BEGIN Dataset entries

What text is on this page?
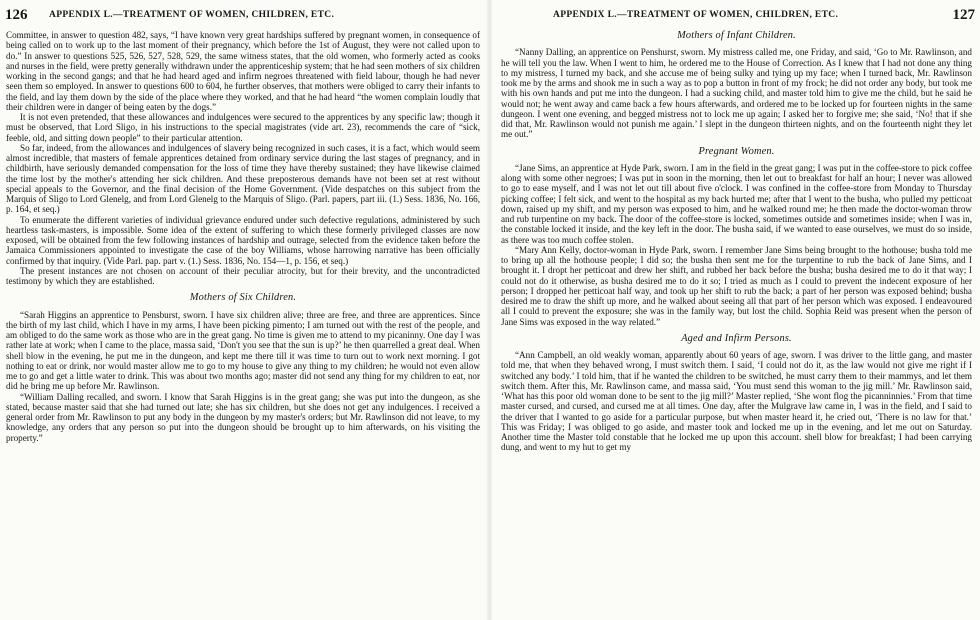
126 APPENDIX L.—TREATMENT OF WOMEN, CHILDREN, ETC.

Committee, in answer to question 482, says, “I have known very great hardships suffered by pregnant women, in consequence of being called on to work up to the last moment of their pregnancy, which before the 1st of August, they were not called upon to do.” In answer to questions 525, 526, 527, 528, 529, the same witness states, that the old women, who formerly acted as cooks and nurses in the field, were pretty generally withdrawn under the apprenticeship system; that he had seen mothers of six children working in the second gangs; and that he had heard aged and infirm negroes threatened with field labour, though he had never seen them so employed. In answer to questions 600 to 604, he further observes, that mothers were obliged to carry their infants to the field, and lay them down by the side of the place where they worked, and that he had heard “the women complain loudly that their children were in danger of being eaten by the dogs.”

It is not even pretended, that these allowances and indulgences were secured to the apprentices by any specific law; though it must be observed, that Lord Sligo, in his instructions to the special magistrates (vide art. 23), recommends the care of “sick, feeble, old, and sitting down people” to their particular attention.

So far, indeed, from the allowances and indulgences of slavery being recognized in such cases, it is a fact, which would seem almost incredible, that masters of female apprentices detained from ordinary service during the last stages of pregnancy, and in childbirth, have seriously demanded compensation for the loss of time they have thereby sustained; they have likewise claimed the time lost by the mother's attending her sick children. And these preposterous demands have not been set at rest without special appeals to the Governor, and the final decision of the Home Government. (Vide despatches on this subject from the Marquis of Sligo to Lord Glenelg, and from Lord Glenelg to the Marquis of Sligo. (Parl. papers, part iii. (1.) Sess. 1836, No. 166, p. 164, et seq.)

To enumerate the different varieties of individual grievance endured under such defective regulations, administered by such heartless task-masters, is impossible. Some idea of the extent of suffering to which these formerly privileged classes are now exposed, will be obtained from the few following instances of hardship and outrage, selected from the evidence taken before the Jamaica Commissioners appointed to investigate the case of the boy Williams, whose harrowing narrative has been officially confirmed by that inquiry. (Vide Parl. pap. part v. (1.) Sess. 1836, No. 154—1, p. 156, et seq.)

The present instances are not chosen on account of their peculiar atrocity, but for their brevity, and the uncontradicted testimony by which they are established.

Mothers of Six Children.

“Sarah Higgins an apprentice to Pensburst, sworn. I have six children alive; three are free, and three are apprentices. Since the birth of my last child, which I have in my arms, I have been picking pimento; I am turned out with the rest of the people, and am obliged to do the same work as those who are in the great gang. No time is given me to attend to my picaninny. One day I was rather late at work; when I came to the place, massa said, ‘Don't you see that the sun is up?’ he then quarrelled a great deal. When shell blow in the evening, he put me in the dungeon, and kept me there till it was time to turn out to work next morning. I got nothing to eat or drink, nor would master allow me to go to my house to give any thing to my children; he would not even allow me to go and get a little water to drink. This was about two months ago; master did not send any thing for my children to eat, nor did he bring me up before Mr. Rawlinson.

“William Dalling recalled, and sworn. I know that Sarah Higgins is in the great gang; she was put into the dungeon, as she stated, because master said that she had turned out late; she has six children, but she does not get any indulgences. I received a general order from Mr. Rawlinson to put any body in the dungeon by my master's orders; but Mr. Rawlinson did not leave, to my knowledge, any orders that any person so put into the dungeon should be brought up to him afterwards, on his visiting the property.”

APPENDIX L.—TREATMENT OF WOMEN, CHILDREN, ETC.	127
Mothers of Infant Children.

“Nanny Dalling, an apprentice on Penshurst, sworn. My mistress called me, one Friday, and said, ‘Go to Mr. Rawlinson, and he will tell you the law. When I went to him, he ordered me to the House of Correction. As I knew that I had not done any thing to my mistress, I turned my back, and she accuse me of being sulky and tying up my face; when I turned back, Mr. Rawlinson took me by the arms and shook me in such a way as to pop a button in front of my frock; he did not order any body, but took me with his own hands and put me into the dungeon. I had a sucking child, and master told him to give me the child, but he said he would not; he went away and came back a few hours afterwards, and ordered me to be locked up for fourteen nights in the same dungeon. I went one evening, and begged mistress not to lock me up again; I asked her to forgive me; she said, ‘No! that if she did that, Mr. Rawlinson would not punish me again.’ I slept in the dungeon thirteen nights, and on the fourteenth night they let me out.”

Pregnant Women.

“Jane Sims, an apprentice at Hyde Park, sworn. I am in the field in the great gang; I was put in the coffee-store to pick coffee along with some other negroes; I was put in soon in the morning, then let out to breakfast for half an hour; I never was allowed to go to ease myself, and I was not let out till about five o'clock. I was confined in the coffee-store from Monday to Thursday picking coffee; I felt sick, and went to the hospital as my back hurted me; after that I went to the busha, who pulled my petticoat down, raised up my shift, and my person was exposed to him, and he walked round me; he then made the doctor-woman throw and rub turpentine on my back. The door of the coffee-store is locked, sometimes outside and sometimes inside; when I was in, the constable locked it inside, and the key left in the door. The busha said, if we wanted to ease ourselves, we must do so inside, as there was too much coffee stolen.

“Mary Ann Kelly, doctor-woman in Hyde Park, sworn. I remember Jane Sims being brought to the hothouse; busha told me to bring up all the hothouse people; I did so; the busha then sent me for the turpentine to rub the back of Jane Sims, and I brought it. I dropt her petticoat and drew her shift, and rubbed her back before the busha; busha desired me to do it that way; I could not do it otherwise, as busha desired me to do it so; I tried as much as I could to prevent the indecent exposure of her person; I dropped her petticoat half way, and took up her shift to rub the back; a part of her person was exposed behind; busha desired me to draw the shift up more, and he walked about seeing all that part of her person which was exposed. I endeavoured all I could to prevent the exposure; she was in the family way, but lost the child. Sophia Reid was present when the person of Jane Sims was exposed in the way related.”

Aged and Infirm Persons.

“Ann Campbell, an old weakly woman, apparently about 60 years of age, sworn. I was driver to the little gang, and master told me, that when they behaved wrong, I must switch them. I said, ‘I could not do it, as the law would not give me right if I switched any body.’ I told him, that if he wanted the children to be switched, he must carry them to their mammys, and let them switch them. After this, Mr. Rawlinson came, and massa said, ‘You must send this woman to the jig mill.’ Mr. Rawlinson said, ‘What has this poor old woman done to be sent to the jig mill?’ Master replied, ‘She wont flog the picanninnies.’ From that time master cursed, and cursed, and cursed me at all times. One day, after the Mulgrave law came in, I was in the field, and I said to the driver that I wanted to go aside for a particular purpose, but when master heard it, he cried out, ‘There is no law for that.’ This was Friday; I was obliged to go aside, and master took and locked me up in the evening, and let me out on Saturday. Another time the Master told constable that he locked me up upon this account. shell blow for breakfast; I had been carrying dung, and went to my hut to get my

END Dataset entries

→ Your goal: In this exercise, set down all of the data exactly, without the pictures.

→ Finished exercise:
What text is on this page?
126 APPENDIX L.—TREATMENT OF WOMEN, CHILDREN, ETC.

Committee, in answer to question 482, says, “I have known very great hardships suffered by pregnant women, in consequence of being called on to work up to the last moment of their pregnancy, which before the 1st of August, they were not called upon to do.” In answer to questions 525, 526, 527, 528, 529, the same witness states, that the old women, who formerly acted as cooks and nurses in the field, were pretty generally withdrawn under the apprenticeship system; that he had seen mothers of six children working in the second gangs; and that he had heard aged and infirm negroes threatened with field labour, though he had never seen them so employed. In answer to questions 600 to 604, he further observes, that mothers were obliged to carry their infants to the field, and lay them down by the side of the place where they worked, and that he had heard “the women complain loudly that their children were in danger of being eaten by the dogs.”

It is not even pretended, that these allowances and indulgences were secured to the apprentices by any specific law; though it must be observed, that Lord Sligo, in his instructions to the special magistrates (vide art. 23), recommends the care of “sick, feeble, old, and sitting down people” to their particular attention.

So far, indeed, from the allowances and indulgences of slavery being recognized in such cases, it is a fact, which would seem almost incredible, that masters of female apprentices detained from ordinary service during the last stages of pregnancy, and in childbirth, have seriously demanded compensation for the loss of time they have thereby sustained; they have likewise claimed the time lost by the mother's attending her sick children. And these preposterous demands have not been set at rest without special appeals to the Governor, and the final decision of the Home Government. (Vide despatches on this subject from the Marquis of Sligo to Lord Glenelg, and from Lord Glenelg to the Marquis of Sligo. (Parl. papers, part iii. (1.) Sess. 1836, No. 166, p. 164, et seq.)

To enumerate the different varieties of individual grievance endured under such defective regulations, administered by such heartless task-masters, is impossible. Some idea of the extent of suffering to which these formerly privileged classes are now exposed, will be obtained from the few following instances of hardship and outrage, selected from the evidence taken before the Jamaica Commissioners appointed to investigate the case of the boy Williams, whose harrowing narrative has been officially confirmed by that inquiry. (Vide Parl. pap. part v. (1.) Sess. 1836, No. 154—1, p. 156, et seq.)

The present instances are not chosen on account of their peculiar atrocity, but for their brevity, and the uncontradicted testimony by which they are established.

Mothers of Six Children.

“Sarah Higgins an apprentice to Pensburst, sworn. I have six children alive; three are free, and three are apprentices. Since the birth of my last child, which I have in my arms, I have been picking pimento; I am turned out with the rest of the people, and am obliged to do the same work as those who are in the great gang. No time is given me to attend to my picaninny. One day I was rather late at work; when I came to the place, massa said, ‘Don't you see that the sun is up?’ he then quarrelled a great deal. When shell blow in the evening, he put me in the dungeon, and kept me there till it was time to turn out to work next morning. I got nothing to eat or drink, nor would master allow me to go to my house to give any thing to my children; he would not even allow me to go and get a little water to drink. This was about two months ago; master did not send any thing for my children to eat, nor did he bring me up before Mr. Rawlinson.

“William Dalling recalled, and sworn. I know that Sarah Higgins is in the great gang; she was put into the dungeon, as she stated, because master said that she had turned out late; she has six children, but she does not get any indulgences. I received a general order from Mr. Rawlinson to put any body in the dungeon by my master's orders; but Mr. Rawlinson did not leave, to my knowledge, any orders that any person so put into the dungeon should be brought up to him afterwards, on his visiting the property.”

APPENDIX L.—TREATMENT OF WOMEN, CHILDREN, ETC.	127
Mothers of Infant Children.

“Nanny Dalling, an apprentice on Penshurst, sworn. My mistress called me, one Friday, and said, ‘Go to Mr. Rawlinson, and he will tell you the law. When I went to him, he ordered me to the House of Correction. As I knew that I had not done any thing to my mistress, I turned my back, and she accuse me of being sulky and tying up my face; when I turned back, Mr. Rawlinson took me by the arms and shook me in such a way as to pop a button in front of my frock; he did not order any body, but took me with his own hands and put me into the dungeon. I had a sucking child, and master told him to give me the child, but he said he would not; he went away and came back a few hours afterwards, and ordered me to be locked up for fourteen nights in the same dungeon. I went one evening, and begged mistress not to lock me up again; I asked her to forgive me; she said, ‘No! that if she did that, Mr. Rawlinson would not punish me again.’ I slept in the dungeon thirteen nights, and on the fourteenth night they let me out.”

Pregnant Women.

“Jane Sims, an apprentice at Hyde Park, sworn. I am in the field in the great gang; I was put in the coffee-store to pick coffee along with some other negroes; I was put in soon in the morning, then let out to breakfast for half an hour; I never was allowed to go to ease myself, and I was not let out till about five o'clock. I was confined in the coffee-store from Monday to Thursday picking coffee; I felt sick, and went to the hospital as my back hurted me; after that I went to the busha, who pulled my petticoat down, raised up my shift, and my person was exposed to him, and he walked round me; he then made the doctor-woman throw and rub turpentine on my back. The door of the coffee-store is locked, sometimes outside and sometimes inside; when I was in, the constable locked it inside, and the key left in the door. The busha said, if we wanted to ease ourselves, we must do so inside, as there was too much coffee stolen.

“Mary Ann Kelly, doctor-woman in Hyde Park, sworn. I remember Jane Sims being brought to the hothouse; busha told me to bring up all the hothouse people; I did so; the busha then sent me for the turpentine to rub the back of Jane Sims, and I brought it. I dropt her petticoat and drew her shift, and rubbed her back before the busha; busha desired me to do it that way; I could not do it otherwise, as busha desired me to do it so; I tried as much as I could to prevent the indecent exposure of her person; I dropped her petticoat half way, and took up her shift to rub the back; a part of her person was exposed behind; busha desired me to draw the shift up more, and he walked about seeing all that part of her person which was exposed. I endeavoured all I could to prevent the exposure; she was in the family way, but lost the child. Sophia Reid was present when the person of Jane Sims was exposed in the way related.”

Aged and Infirm Persons.

“Ann Campbell, an old weakly woman, apparently about 60 years of age, sworn. I was driver to the little gang, and master told me, that when they behaved wrong, I must switch them. I said, ‘I could not do it, as the law would not give me right if I switched any body.’ I told him, that if he wanted the children to be switched, he must carry them to their mammys, and let them switch them. After this, Mr. Rawlinson came, and massa said, ‘You must send this woman to the jig mill.’ Mr. Rawlinson said, ‘What has this poor old woman done to be sent to the jig mill?’ Master replied, ‘She wont flog the picanninnies.’ From that time master cursed, and cursed, and cursed me at all times. One day, after the Mulgrave law came in, I was in the field, and I said to the driver that I wanted to go aside for a particular purpose, but when master heard it, he cried out, ‘There is no law for that.’ This was Friday; I was obliged to go aside, and master took and locked me up in the evening, and let me out on Saturday. Another time the Master told constable that he locked me up upon this account. shell blow for breakfast; I had been carrying dung, and went to my hut to get my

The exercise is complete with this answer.